:: КОРОТКОЕ ЗАДАНИЕ ::
Процитируйте отрывок из дневниковых записей, начиная со слов «29 июля. Вчера» и заканчивая словами «некогда. Иду завтракать.».
___ ИСХОДНЫЙ ТЕКСТ ___
Толстой Л. Н. -- Избранные дневники 1895-1910 годы

- 63 -

← Предыдущая страница | Следующая страница → | К оглавлению ⇑

27 июля. Спал мало, но встал без боли. Ходил гулять, молился и умилялся до слез от внутренней радости и благодарности. И теперь есть отзвуки этого чудного чувства. Вернулся. Написал письмо Мечникову* и французское Стыку. Немного поправил шведское*. […]

29 июля. Вчера не писал. Третьего дня вечером много народа: Сергей, Раевский, Гольденвейзер. Неприятный спор с Сергеем. Разумеется, кругом виноват я. Говорил ему неприятности. Вчера почти не спал. Ночью написал в дневник представление о людях и их жизни. Делать ничего не делал. Началось опять мучительное возбуждение Софьи Андреевны. Мне и тяжело и жалко ее: и слава богу, удалось успокоить. Приехала Машенька, очень приятно. Нынче ничего не делал. Шведскую речь начал, но не пошло. Есть что записать, но некогда. Иду завтракать.

30 июля. Вчера ездил верхом в Колпну и к Чертковым. Был в дурном духе — сердился даже на лошадь. Вечером Гольденвейзер. Разговор с Софьей Андреевной. Как будто лучше. Записать о музыке.

В новой, господской музыке вошло в употребление украшение, состоящее в том, чтобы, перебив ритмическое выражение мелодии, делать антимелодические и антиритмические отступления, самые чуждые мелодии, и потом, чтобы rehausser[77] прелесть мелодии, из этих отступлений возвратиться к мелодии. Со временем же стали в этих отступлениях полагать смысл музыки.

Нынче очень хорошо спал, приехал корреспондент Спиро. Я дал ему сведения и закончил статью на конгресс. Гусев удивительно хорошо изложил «О науке». Прочел Бутурлину из дневника. Разговор с Софьей Андреевной, как всегда, невозможный. Теперь 2 часа, поеду верхом.

1 августа. Ездил третьего дня в Колпну. Ошибся. Кажется, никуда не ездил. Вечером Бутурлин и Гольденвейзер. Вчера переводил «Конгресс» и ездил верхом с Сашей. Вечером прочел вслух речь конгрессу — нехорошо. Нынче поправил. Лучше. Очень тяжело. Должно быть, даже наверное, сам виноват. Нынче лучше. Все не раздумал план*. […] Записать:

[…] 2) Как ни странно это кажется, самые твердые, непоколебимые убеждения, это самые поверхностные. Глубокие убеждения всегда подвижны.
___ ИЗВЛЕЧЕННЫЙ МАТЕРИАЛ ___
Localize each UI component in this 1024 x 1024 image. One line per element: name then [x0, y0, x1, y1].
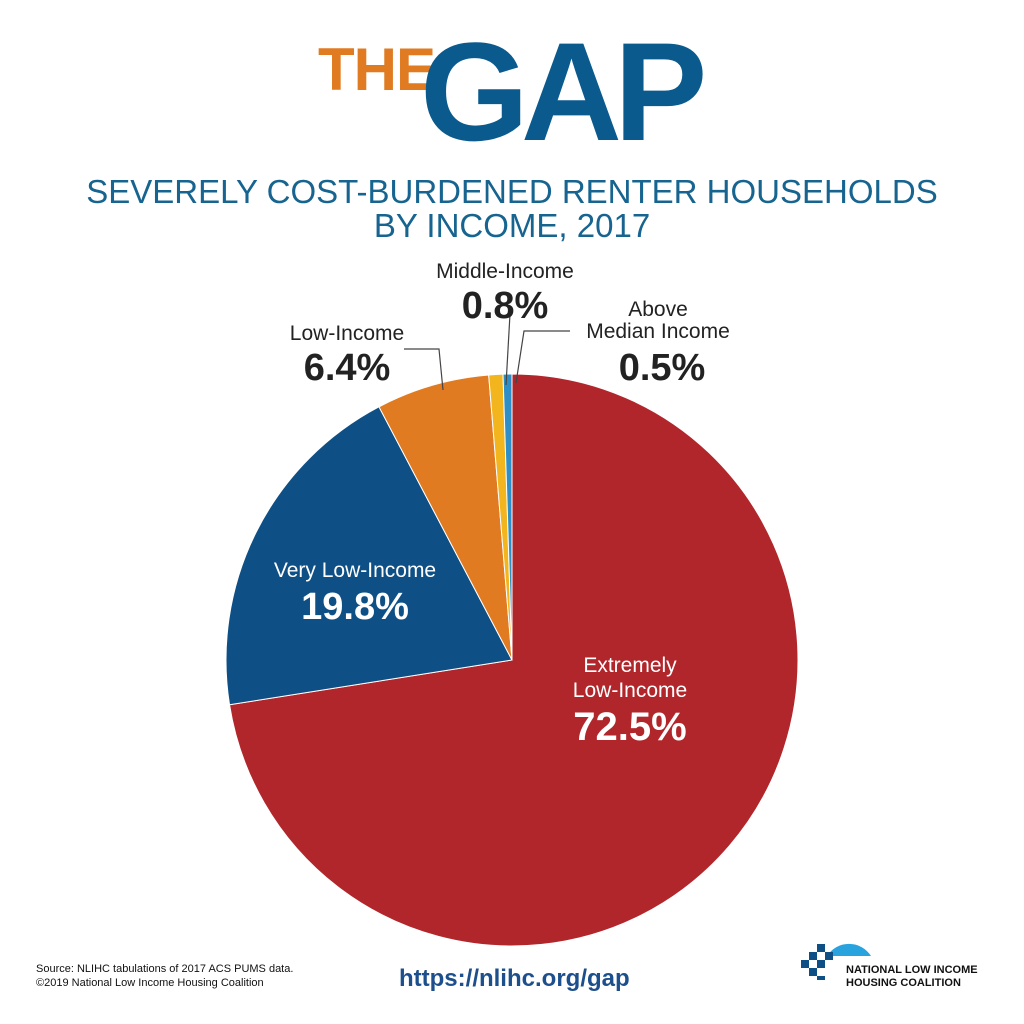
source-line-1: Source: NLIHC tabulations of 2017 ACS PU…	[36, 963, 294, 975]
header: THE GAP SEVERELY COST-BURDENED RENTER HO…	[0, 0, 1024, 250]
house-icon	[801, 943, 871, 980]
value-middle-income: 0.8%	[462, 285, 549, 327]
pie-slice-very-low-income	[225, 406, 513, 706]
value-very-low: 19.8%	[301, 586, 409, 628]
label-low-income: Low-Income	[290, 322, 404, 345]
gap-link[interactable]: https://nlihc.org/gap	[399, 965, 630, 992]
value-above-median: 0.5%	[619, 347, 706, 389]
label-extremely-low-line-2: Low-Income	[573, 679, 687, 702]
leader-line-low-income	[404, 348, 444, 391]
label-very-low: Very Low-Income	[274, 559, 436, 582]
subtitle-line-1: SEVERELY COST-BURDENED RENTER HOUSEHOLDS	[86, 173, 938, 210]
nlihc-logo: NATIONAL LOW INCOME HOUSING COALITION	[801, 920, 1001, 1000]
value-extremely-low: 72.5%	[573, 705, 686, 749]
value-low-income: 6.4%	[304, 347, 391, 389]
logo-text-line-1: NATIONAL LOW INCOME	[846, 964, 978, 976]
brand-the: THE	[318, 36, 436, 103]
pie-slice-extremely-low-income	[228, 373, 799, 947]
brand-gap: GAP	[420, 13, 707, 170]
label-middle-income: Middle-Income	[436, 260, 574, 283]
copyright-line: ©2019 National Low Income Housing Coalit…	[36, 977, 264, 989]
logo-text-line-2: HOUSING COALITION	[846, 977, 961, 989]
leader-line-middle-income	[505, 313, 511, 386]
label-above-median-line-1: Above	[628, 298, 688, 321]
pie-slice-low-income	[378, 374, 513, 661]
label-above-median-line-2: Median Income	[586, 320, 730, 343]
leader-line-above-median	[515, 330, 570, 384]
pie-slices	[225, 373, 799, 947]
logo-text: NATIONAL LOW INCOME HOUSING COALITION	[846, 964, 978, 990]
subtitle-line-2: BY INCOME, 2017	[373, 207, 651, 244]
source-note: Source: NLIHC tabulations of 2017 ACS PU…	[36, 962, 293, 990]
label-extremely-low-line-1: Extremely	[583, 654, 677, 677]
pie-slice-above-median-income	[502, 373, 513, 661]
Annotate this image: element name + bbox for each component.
___
___ ИЗВЛЕЧЕННЫЙ МАТЕРИАЛ ___
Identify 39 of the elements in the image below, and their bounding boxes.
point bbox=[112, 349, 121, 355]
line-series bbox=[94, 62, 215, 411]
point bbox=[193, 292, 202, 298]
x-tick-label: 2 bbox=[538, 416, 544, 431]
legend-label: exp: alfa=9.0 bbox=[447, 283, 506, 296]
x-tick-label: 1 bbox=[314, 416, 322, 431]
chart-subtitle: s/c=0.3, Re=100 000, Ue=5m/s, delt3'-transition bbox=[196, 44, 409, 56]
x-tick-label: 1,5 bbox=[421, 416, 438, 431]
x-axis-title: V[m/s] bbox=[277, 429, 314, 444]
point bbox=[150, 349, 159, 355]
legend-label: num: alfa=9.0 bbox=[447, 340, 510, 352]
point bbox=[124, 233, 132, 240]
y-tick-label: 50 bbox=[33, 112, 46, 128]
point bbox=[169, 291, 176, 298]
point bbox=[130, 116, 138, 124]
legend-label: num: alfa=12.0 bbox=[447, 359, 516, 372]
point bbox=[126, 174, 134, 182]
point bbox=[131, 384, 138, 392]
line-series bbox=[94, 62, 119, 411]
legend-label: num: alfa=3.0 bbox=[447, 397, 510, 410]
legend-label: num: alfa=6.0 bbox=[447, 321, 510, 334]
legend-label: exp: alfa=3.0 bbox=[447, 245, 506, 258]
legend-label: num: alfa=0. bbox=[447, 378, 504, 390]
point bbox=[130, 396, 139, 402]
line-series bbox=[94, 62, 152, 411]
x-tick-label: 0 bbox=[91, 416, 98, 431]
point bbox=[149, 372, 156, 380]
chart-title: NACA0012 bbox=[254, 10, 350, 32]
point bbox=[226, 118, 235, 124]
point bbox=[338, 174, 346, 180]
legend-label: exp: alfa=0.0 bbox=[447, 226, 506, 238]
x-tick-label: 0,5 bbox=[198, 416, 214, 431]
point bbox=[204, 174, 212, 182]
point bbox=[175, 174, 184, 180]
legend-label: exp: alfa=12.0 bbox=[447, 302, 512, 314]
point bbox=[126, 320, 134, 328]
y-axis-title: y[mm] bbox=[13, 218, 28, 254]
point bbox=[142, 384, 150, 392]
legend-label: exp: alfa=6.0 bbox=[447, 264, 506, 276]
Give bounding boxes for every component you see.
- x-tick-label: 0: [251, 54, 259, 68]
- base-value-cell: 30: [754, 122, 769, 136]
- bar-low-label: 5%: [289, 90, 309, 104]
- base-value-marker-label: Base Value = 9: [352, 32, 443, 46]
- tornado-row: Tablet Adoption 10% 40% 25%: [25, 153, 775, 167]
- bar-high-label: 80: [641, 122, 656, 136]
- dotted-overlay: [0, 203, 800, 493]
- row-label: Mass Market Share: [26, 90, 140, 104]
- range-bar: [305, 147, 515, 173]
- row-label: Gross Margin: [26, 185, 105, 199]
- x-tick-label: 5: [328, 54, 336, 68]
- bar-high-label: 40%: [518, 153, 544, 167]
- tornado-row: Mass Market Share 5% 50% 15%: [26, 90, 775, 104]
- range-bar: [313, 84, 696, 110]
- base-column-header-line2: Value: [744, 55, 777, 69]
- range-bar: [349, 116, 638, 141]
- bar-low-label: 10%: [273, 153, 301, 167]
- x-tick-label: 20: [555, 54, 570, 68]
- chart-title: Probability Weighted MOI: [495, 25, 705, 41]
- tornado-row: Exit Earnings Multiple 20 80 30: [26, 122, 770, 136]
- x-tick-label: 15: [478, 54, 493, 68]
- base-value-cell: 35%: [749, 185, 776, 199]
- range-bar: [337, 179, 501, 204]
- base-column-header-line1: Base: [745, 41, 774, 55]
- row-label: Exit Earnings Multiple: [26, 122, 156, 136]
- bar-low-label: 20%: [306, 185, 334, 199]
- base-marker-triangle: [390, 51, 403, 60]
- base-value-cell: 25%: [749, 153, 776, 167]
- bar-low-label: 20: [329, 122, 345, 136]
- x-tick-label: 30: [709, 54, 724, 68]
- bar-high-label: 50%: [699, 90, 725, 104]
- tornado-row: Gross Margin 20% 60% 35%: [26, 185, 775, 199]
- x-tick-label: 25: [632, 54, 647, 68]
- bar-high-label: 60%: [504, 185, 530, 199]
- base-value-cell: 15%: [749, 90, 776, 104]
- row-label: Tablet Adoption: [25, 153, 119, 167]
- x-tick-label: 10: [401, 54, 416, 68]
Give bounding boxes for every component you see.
___
:: ВЫПОЛНЕННОЕ УПРАЖНЕНИЕ ::
29 июля. Вчера не писал. Третьего дня вечером много народа: Сергей, Раевский, Гольденвейзер. Неприятный спор с Сергеем. Разумеется, кругом виноват я. Говорил ему неприятности. Вчера почти не спал. Ночью написал в дневник представление о людях и их жизни. Делать ничего не делал. Началось опять мучительное возбуждение Софьи Андреевны. Мне и тяжело и жалко ее: и слава богу, удалось успокоить. Приехала Машенька, очень приятно. Нынче ничего не делал. Шведскую речь начал, но не пошло. Есть что записать, но некогда. Иду завтракать.